▶ _SEITENAUSZUG_:
Kollegialität steht derzeit hintenan, wenn Felix Magath seinen Vorgänger Steve McClaren kritisiert, Ralf Rangnick das Gleiche mit Magath macht und Hoeneß Eintracht Frankfurt ins Visier nimmt. Schadet es dem Fußball, wenn der Ton so rau ist oder macht es ihn im Gegenteil noch interessanter? BRUCHHAGEN: Es schadet nicht. Es kommen immer mehr Zuschauer in die Stadien. Das fachspezifische öffentliche Interesse am Fußball hat nachgelassen. Heute stehen manchmal auch absurde Nebenschauplätze im Mittelpunkt der medialen Begleitung, früher haben die Leute mehr den Kicker gelesen. Ich zähle sicher mehr zur alten Schule, aber als Teil des Geschäfts kann ich die Entwicklung nicht beklagen.

Gehören diese Umgangsformen zur Normalität? BRUCHHAGEN: Wir befinden uns in der Endphase der Saison, wo die entäuschten Erwartungshaltungen vieler Klubs eine große Rolle spielen. Der Erfolg des einen bedingt jedoch den Misserfolg des anderen. Das Problem gibt es in jedem Jahr: Der Sieger der Relegation will mindestens Fünfzehnter, der Achte Elfter werden, der Fünfte will auf die Champions-League-Plätze, der Meister will seinen Titel verteidigen. Da diese Rechnungen nie ganz aufgehen können, kommen die üblichen Mechanismen wie Trainerentlassungen in Gang.

▶ _AUFGABE_:
Gib den Seitenauszug von "Kollegialität steht derzeit" bis einschließlich "Entwicklung nicht beklagen." wieder und setze dabei "Fans" anstelle von "Zuschauer" ein. Die Zeilen darunter sind vom Seitenauszug unabhängiges Material.

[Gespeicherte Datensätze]
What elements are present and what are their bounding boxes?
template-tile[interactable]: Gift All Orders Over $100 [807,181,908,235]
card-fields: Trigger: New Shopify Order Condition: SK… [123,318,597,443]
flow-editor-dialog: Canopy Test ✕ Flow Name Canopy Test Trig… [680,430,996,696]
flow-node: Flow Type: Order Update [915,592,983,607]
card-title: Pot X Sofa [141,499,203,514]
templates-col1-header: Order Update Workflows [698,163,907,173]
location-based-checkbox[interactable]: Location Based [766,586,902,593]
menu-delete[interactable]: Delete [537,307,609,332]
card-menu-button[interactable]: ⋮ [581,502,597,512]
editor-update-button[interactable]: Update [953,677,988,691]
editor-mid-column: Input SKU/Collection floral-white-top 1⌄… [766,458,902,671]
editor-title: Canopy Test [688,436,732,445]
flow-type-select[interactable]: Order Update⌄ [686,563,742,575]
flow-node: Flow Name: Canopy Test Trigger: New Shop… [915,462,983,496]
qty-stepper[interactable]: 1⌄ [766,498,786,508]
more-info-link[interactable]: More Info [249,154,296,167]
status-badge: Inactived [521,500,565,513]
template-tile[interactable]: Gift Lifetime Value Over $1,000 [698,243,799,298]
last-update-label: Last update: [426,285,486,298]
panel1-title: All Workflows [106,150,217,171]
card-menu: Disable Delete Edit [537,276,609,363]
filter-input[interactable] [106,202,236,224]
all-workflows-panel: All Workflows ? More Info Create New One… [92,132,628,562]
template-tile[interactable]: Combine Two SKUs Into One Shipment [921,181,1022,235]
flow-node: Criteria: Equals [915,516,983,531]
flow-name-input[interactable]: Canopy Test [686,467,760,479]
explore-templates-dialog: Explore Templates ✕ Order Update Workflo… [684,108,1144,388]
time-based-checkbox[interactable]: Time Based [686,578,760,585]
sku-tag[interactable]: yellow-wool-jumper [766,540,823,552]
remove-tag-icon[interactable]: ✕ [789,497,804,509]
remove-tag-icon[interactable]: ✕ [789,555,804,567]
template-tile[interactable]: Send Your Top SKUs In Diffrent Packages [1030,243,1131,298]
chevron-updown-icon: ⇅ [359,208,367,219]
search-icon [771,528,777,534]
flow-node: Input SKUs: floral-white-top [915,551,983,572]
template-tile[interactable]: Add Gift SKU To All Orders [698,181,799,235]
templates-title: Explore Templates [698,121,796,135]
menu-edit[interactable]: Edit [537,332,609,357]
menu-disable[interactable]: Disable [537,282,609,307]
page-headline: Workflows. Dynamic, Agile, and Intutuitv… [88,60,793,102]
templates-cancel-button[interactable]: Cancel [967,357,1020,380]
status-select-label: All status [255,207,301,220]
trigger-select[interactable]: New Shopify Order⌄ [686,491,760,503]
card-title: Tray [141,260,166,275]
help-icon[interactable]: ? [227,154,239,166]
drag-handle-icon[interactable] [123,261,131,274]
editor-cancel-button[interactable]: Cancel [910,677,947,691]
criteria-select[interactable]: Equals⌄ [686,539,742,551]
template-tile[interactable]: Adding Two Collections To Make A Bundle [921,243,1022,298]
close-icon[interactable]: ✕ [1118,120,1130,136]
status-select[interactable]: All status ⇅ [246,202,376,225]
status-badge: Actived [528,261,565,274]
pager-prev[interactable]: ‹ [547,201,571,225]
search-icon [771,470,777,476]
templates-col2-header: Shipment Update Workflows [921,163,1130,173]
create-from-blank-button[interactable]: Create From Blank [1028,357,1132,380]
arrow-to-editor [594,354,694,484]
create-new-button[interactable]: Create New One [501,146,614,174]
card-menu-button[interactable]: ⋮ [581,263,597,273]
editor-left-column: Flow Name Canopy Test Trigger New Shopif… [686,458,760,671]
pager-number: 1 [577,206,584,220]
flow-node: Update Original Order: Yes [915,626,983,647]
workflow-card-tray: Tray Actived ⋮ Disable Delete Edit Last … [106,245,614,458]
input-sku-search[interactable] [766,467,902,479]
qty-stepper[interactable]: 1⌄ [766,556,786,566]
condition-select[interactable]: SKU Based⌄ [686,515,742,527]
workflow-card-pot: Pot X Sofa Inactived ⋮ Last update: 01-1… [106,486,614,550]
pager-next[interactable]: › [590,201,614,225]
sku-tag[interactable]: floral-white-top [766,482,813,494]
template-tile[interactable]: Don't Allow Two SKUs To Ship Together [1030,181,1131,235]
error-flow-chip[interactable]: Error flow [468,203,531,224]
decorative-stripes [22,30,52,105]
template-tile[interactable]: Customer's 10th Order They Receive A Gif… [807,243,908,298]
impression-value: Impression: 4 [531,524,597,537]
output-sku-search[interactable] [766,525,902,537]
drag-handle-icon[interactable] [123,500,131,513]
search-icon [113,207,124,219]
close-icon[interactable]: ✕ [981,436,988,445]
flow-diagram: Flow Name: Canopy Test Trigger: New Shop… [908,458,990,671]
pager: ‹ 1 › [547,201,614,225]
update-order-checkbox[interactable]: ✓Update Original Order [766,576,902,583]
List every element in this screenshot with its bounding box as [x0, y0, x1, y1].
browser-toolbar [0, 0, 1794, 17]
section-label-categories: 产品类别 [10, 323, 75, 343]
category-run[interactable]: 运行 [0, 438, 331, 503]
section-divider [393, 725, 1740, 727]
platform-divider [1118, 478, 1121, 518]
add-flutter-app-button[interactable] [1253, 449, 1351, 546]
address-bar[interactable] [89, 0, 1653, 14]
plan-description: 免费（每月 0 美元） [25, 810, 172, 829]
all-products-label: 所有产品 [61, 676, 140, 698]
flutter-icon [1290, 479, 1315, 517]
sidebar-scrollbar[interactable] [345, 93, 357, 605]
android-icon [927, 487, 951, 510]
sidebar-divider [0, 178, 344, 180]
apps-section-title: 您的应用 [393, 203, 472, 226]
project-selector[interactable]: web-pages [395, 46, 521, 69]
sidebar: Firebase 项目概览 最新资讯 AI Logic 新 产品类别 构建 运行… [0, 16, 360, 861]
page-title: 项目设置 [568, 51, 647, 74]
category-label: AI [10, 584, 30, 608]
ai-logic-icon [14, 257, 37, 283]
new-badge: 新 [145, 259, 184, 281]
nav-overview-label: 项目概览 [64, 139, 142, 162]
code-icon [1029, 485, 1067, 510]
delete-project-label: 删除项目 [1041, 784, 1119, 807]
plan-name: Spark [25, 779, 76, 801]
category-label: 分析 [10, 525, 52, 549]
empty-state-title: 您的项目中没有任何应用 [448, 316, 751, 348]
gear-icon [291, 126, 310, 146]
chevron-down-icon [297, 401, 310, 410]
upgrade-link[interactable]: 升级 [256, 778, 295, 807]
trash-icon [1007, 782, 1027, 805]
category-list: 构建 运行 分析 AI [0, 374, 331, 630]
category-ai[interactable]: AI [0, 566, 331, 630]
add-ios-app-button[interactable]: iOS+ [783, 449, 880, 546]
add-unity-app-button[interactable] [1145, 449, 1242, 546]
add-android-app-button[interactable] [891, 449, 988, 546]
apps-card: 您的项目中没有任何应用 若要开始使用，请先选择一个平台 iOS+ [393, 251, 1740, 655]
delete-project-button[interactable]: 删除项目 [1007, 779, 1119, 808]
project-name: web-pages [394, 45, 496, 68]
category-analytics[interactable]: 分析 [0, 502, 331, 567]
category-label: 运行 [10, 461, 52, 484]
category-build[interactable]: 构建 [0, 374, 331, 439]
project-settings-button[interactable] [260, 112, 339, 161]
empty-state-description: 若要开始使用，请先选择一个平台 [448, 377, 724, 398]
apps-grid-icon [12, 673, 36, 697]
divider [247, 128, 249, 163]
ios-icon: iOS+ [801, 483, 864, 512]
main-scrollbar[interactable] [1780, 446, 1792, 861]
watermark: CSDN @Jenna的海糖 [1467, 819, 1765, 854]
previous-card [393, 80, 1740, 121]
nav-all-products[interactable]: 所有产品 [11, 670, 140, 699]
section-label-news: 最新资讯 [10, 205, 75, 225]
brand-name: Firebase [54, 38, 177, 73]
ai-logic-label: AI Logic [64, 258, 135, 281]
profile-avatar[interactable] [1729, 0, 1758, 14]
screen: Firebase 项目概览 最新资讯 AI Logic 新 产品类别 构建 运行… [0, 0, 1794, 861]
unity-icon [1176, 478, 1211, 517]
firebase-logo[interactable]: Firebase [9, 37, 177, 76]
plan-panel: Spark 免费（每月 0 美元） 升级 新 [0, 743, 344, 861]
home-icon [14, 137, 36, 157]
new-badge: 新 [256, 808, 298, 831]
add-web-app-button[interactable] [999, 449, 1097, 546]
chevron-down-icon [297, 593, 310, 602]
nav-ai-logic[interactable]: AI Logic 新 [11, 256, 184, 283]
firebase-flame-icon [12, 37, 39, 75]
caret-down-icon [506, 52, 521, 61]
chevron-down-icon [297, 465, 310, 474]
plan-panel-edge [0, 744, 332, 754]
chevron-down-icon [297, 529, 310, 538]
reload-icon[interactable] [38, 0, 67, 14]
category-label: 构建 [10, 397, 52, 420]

▶ _ERWARTETE ANTWORT_:
Kollegialität steht derzeit hintenan, wenn Felix Magath seinen Vorgänger Steve McClaren kritisiert, Ralf Rangnick das Gleiche mit Magath macht und Hoeneß Eintracht Frankfurt ins Visier nimmt. Schadet es dem Fußball, wenn der Ton so rau ist oder macht es ihn im Gegenteil noch interessanter? BRUCHHAGEN: Es schadet nicht. Es kommen immer mehr Fans in die Stadien. Das fachspezifische öffentliche Interesse am Fußball hat nachgelassen. Heute stehen manchmal auch absurde Nebenschauplätze im Mittelpunkt der medialen Begleitung, früher haben die Leute mehr den Kicker gelesen. Ich zähle sicher mehr zur alten Schule, aber als Teil des Geschäfts kann ich die Entwicklung nicht beklagen.